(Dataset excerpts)
* BEGIN *
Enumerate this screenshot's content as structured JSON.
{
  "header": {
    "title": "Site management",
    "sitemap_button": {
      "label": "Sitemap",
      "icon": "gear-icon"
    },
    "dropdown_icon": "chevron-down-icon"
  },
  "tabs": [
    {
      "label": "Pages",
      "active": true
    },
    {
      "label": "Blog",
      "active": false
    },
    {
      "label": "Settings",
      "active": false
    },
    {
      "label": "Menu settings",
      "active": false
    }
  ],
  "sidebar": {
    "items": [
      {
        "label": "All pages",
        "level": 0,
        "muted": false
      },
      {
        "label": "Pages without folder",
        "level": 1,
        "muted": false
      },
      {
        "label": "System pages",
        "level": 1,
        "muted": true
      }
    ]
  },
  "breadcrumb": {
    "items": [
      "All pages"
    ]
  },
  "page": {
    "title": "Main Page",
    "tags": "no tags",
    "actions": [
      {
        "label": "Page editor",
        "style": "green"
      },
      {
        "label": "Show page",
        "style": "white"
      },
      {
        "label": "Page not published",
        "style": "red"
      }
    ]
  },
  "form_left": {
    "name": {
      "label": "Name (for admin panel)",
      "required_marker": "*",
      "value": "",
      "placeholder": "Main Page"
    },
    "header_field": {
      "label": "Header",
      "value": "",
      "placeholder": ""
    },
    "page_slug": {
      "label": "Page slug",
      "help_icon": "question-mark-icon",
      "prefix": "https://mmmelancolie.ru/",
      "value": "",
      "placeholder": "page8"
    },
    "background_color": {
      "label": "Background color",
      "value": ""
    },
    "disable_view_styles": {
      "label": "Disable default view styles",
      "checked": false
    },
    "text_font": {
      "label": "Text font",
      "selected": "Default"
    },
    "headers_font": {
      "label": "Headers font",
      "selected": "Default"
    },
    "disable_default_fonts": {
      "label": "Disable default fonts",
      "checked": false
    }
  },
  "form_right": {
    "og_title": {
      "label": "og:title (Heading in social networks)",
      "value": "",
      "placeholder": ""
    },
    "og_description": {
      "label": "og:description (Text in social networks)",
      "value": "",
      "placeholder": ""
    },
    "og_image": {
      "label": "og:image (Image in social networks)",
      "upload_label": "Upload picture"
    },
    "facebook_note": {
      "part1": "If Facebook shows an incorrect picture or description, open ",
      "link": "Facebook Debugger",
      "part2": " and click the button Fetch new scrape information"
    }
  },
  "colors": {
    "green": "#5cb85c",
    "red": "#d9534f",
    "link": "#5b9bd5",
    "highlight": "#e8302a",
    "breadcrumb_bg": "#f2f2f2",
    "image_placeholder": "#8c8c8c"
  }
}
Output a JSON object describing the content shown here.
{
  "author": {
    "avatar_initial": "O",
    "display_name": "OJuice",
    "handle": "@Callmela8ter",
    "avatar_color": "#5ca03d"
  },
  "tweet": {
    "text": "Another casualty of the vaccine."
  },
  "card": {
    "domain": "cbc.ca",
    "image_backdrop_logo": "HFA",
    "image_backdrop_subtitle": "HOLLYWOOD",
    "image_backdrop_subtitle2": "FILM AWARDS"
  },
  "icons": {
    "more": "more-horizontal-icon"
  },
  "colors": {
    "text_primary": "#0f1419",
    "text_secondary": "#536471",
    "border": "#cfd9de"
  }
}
* END *
## INSTRUCTIONS FOR THE TASK
Search the records for the word "networks", then list every line that has it.

## CORRECT RESULT
      "label": "og:title (Heading in social networks)",
      "label": "og:description (Text in social networks)",
      "label": "og:image (Image in social networks)",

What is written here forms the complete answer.